Stored data:
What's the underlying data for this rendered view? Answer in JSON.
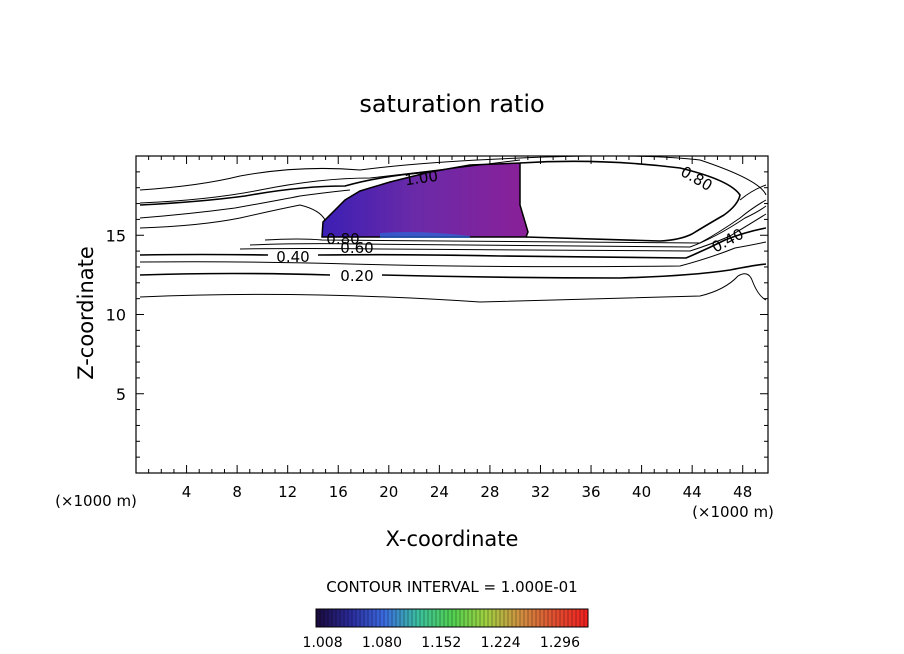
{
  "chart_data": {
    "type": "contour",
    "title": "saturation ratio",
    "xlabel": "X-coordinate",
    "ylabel": "Z-coordinate",
    "x_unit": "(×1000 m)",
    "x_unit_right": "(×1000 m)",
    "xlim": [
      0,
      50
    ],
    "ylim": [
      0,
      20
    ],
    "x_ticks": [
      4,
      8,
      12,
      16,
      20,
      24,
      28,
      32,
      36,
      40,
      44,
      48
    ],
    "y_ticks": [
      5,
      10,
      15
    ],
    "contour_interval_text": "CONTOUR INTERVAL = 1.000E-01",
    "contour_labels": [
      {
        "text": "1.00",
        "x": 22.0,
        "z": 18.6
      },
      {
        "text": "0.80",
        "x": 44.5,
        "z": 18.6
      },
      {
        "text": "0.80",
        "x": 16.4,
        "z": 14.8
      },
      {
        "text": "0.60",
        "x": 17.4,
        "z": 14.3
      },
      {
        "text": "0.40",
        "x": 12.4,
        "z": 13.6
      },
      {
        "text": "0.40",
        "x": 47.0,
        "z": 14.6
      },
      {
        "text": "0.20",
        "x": 17.0,
        "z": 12.4
      }
    ],
    "colorbar": {
      "labels": [
        "1.008",
        "1.080",
        "1.152",
        "1.224",
        "1.296"
      ],
      "min": 1.0,
      "max": 1.33,
      "colors": [
        "#1a0a3a",
        "#2a2a9a",
        "#3a6ae0",
        "#3ac0a0",
        "#50d050",
        "#a0d040",
        "#d09040",
        "#e05030",
        "#f02020"
      ]
    },
    "fill_colors": {
      "low": "#3b1fb4",
      "mid": "#6a2aa8",
      "high": "#8a2098"
    }
  }
}
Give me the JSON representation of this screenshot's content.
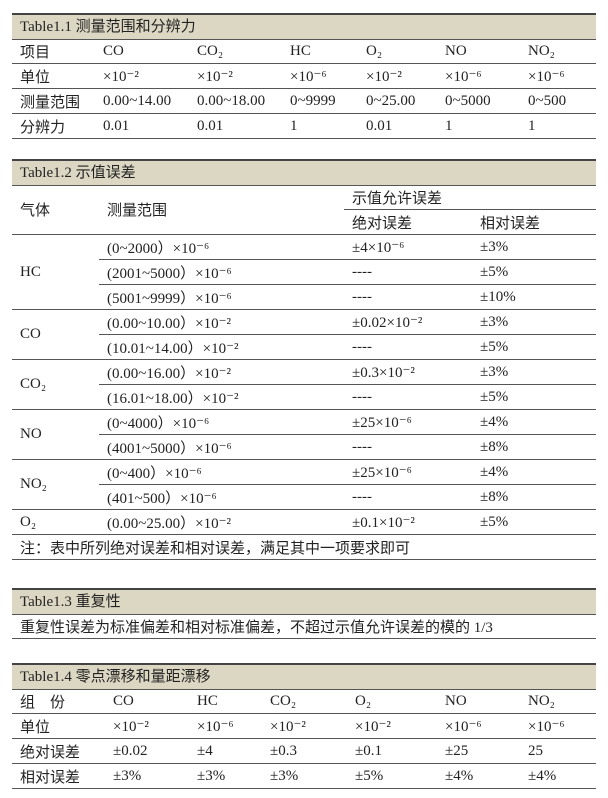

* Request *
Would you mind returning each entry above word for word, skipping the images?

* Final result *
What's the underlying data for this rendered view? Answer in JSON.
{
  "chart_data": {
    "type": "contour",
    "title": "saturation ratio",
    "xlabel": "X-coordinate",
    "ylabel": "Z-coordinate",
    "x_unit": "(×1000 m)",
    "x_unit_right": "(×1000 m)",
    "xlim": [
      0,
      50
    ],
    "ylim": [
      0,
      20
    ],
    "x_ticks": [
      4,
      8,
      12,
      16,
      20,
      24,
      28,
      32,
      36,
      40,
      44,
      48
    ],
    "y_ticks": [
      5,
      10,
      15
    ],
    "contour_interval_text": "CONTOUR INTERVAL = 1.000E-01",
    "contour_labels": [
      {
        "text": "1.00",
        "x": 22.0,
        "z": 18.6
      },
      {
        "text": "0.80",
        "x": 44.5,
        "z": 18.6
      },
      {
        "text": "0.80",
        "x": 16.4,
        "z": 14.8
      },
      {
        "text": "0.60",
        "x": 17.4,
        "z": 14.3
      },
      {
        "text": "0.40",
        "x": 12.4,
        "z": 13.6
      },
      {
        "text": "0.40",
        "x": 47.0,
        "z": 14.6
      },
      {
        "text": "0.20",
        "x": 17.0,
        "z": 12.4
      }
    ],
    "colorbar": {
      "labels": [
        "1.008",
        "1.080",
        "1.152",
        "1.224",
        "1.296"
      ],
      "min": 1.0,
      "max": 1.33,
      "colors": [
        "#1a0a3a",
        "#2a2a9a",
        "#3a6ae0",
        "#3ac0a0",
        "#50d050",
        "#a0d040",
        "#d09040",
        "#e05030",
        "#f02020"
      ]
    },
    "fill_colors": {
      "low": "#3b1fb4",
      "mid": "#6a2aa8",
      "high": "#8a2098"
    }
  }
}
Give me the JSON representation of this screenshot's content.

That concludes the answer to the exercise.